[Items from a figure collection]
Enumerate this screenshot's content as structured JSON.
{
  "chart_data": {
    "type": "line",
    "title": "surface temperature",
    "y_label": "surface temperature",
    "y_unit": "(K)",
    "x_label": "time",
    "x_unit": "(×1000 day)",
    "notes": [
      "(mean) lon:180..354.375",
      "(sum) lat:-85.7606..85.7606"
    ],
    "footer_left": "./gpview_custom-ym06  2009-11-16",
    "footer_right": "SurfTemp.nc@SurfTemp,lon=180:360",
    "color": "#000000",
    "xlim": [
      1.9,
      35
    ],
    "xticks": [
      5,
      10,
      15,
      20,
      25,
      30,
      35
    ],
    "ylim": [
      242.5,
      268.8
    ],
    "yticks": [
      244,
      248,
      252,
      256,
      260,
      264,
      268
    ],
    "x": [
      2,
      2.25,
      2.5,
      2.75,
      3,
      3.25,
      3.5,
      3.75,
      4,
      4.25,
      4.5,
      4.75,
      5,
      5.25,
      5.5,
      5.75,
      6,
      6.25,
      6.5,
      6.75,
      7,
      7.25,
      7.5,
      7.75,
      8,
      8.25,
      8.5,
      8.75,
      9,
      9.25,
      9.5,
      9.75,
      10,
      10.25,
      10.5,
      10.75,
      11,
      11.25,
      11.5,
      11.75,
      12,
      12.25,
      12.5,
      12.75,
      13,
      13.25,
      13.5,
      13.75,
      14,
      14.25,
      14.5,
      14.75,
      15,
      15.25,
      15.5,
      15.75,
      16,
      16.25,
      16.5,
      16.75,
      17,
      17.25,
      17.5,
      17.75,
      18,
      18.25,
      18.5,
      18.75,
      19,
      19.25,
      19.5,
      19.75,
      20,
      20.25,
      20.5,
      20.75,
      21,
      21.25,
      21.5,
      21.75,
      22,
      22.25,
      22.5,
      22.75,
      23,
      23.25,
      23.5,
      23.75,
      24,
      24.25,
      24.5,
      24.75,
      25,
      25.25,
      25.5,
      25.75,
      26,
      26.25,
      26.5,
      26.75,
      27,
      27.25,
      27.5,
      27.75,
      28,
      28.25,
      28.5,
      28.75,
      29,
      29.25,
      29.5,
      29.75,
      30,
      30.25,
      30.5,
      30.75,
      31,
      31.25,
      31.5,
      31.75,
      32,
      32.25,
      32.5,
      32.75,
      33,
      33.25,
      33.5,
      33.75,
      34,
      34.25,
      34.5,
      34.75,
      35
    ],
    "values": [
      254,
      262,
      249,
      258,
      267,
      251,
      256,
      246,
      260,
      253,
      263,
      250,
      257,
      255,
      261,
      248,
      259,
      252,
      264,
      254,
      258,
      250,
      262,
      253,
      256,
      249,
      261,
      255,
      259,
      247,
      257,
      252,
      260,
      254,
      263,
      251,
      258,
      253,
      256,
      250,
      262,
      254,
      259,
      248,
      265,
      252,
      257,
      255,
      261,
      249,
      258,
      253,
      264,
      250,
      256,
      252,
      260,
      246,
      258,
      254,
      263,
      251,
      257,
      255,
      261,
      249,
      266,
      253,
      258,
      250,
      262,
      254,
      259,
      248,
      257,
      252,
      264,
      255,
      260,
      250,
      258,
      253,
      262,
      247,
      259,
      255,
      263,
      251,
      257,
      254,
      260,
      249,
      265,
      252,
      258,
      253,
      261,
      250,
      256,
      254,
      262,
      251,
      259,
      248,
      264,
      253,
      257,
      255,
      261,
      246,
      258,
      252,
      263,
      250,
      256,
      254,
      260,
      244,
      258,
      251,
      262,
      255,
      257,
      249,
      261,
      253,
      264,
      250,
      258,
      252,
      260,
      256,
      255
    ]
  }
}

TO BE DONE = From the entries above, return each line with the word "surface" in it.

THE RESULT =
    "title": "surface temperature",
    "y_label": "surface temperature",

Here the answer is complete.